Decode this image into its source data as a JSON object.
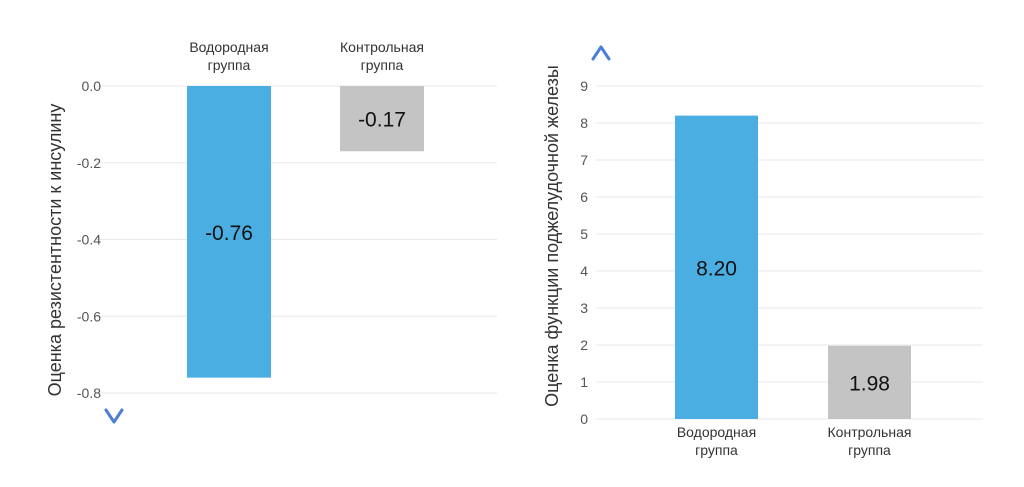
{
  "colors": {
    "hydrogen_bar": "#4AAEE3",
    "control_bar": "#C4C4C4",
    "grid": "#E9E9E9",
    "arrow_red": "#F07C7C",
    "arrow_blue": "#4A7FD8",
    "text": "#333333"
  },
  "chart_data": [
    {
      "type": "bar",
      "categories": [
        "Водородная\nгруппа",
        "Контрольная\nгруппа"
      ],
      "values": [
        -0.76,
        -0.17
      ],
      "data_labels": [
        "-0.76",
        "-0.17"
      ],
      "ylabel": "Оценка резистентности к инсулину",
      "ylim": [
        -0.8,
        0
      ],
      "yticks": [
        "0.0",
        "-0.2",
        "-0.4",
        "-0.6",
        "-0.8"
      ],
      "ytick_values": [
        0,
        -0.2,
        -0.4,
        -0.6,
        -0.8
      ],
      "category_labels_position": "top",
      "grid": true,
      "axis_arrow": "down"
    },
    {
      "type": "bar",
      "categories": [
        "Водородная\nгруппа",
        "Контрольная\nгруппа"
      ],
      "values": [
        8.2,
        1.98
      ],
      "data_labels": [
        "8.20",
        "1.98"
      ],
      "ylabel": "Оценка функции поджелудочной железы",
      "ylim": [
        0,
        9
      ],
      "yticks": [
        "0",
        "1",
        "2",
        "3",
        "4",
        "5",
        "6",
        "7",
        "8",
        "9"
      ],
      "ytick_values": [
        0,
        1,
        2,
        3,
        4,
        5,
        6,
        7,
        8,
        9
      ],
      "category_labels_position": "bottom",
      "grid": true,
      "axis_arrow": "up"
    }
  ]
}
**********
Given request> Pictures in the records should not appear in your copy, but everything else must be transcribed exactly.

The reply>
Decode this image into its source data as a JSON object.
{
  "colors": {
    "hydrogen_bar": "#4AAEE3",
    "control_bar": "#C4C4C4",
    "grid": "#E9E9E9",
    "arrow_red": "#F07C7C",
    "arrow_blue": "#4A7FD8",
    "text": "#333333"
  },
  "chart_data": [
    {
      "type": "bar",
      "categories": [
        "Водородная\nгруппа",
        "Контрольная\nгруппа"
      ],
      "values": [
        -0.76,
        -0.17
      ],
      "data_labels": [
        "-0.76",
        "-0.17"
      ],
      "ylabel": "Оценка резистентности к инсулину",
      "ylim": [
        -0.8,
        0
      ],
      "yticks": [
        "0.0",
        "-0.2",
        "-0.4",
        "-0.6",
        "-0.8"
      ],
      "ytick_values": [
        0,
        -0.2,
        -0.4,
        -0.6,
        -0.8
      ],
      "category_labels_position": "top",
      "grid": true,
      "axis_arrow": "down"
    },
    {
      "type": "bar",
      "categories": [
        "Водородная\nгруппа",
        "Контрольная\nгруппа"
      ],
      "values": [
        8.2,
        1.98
      ],
      "data_labels": [
        "8.20",
        "1.98"
      ],
      "ylabel": "Оценка функции поджелудочной железы",
      "ylim": [
        0,
        9
      ],
      "yticks": [
        "0",
        "1",
        "2",
        "3",
        "4",
        "5",
        "6",
        "7",
        "8",
        "9"
      ],
      "ytick_values": [
        0,
        1,
        2,
        3,
        4,
        5,
        6,
        7,
        8,
        9
      ],
      "category_labels_position": "bottom",
      "grid": true,
      "axis_arrow": "up"
    }
  ]
}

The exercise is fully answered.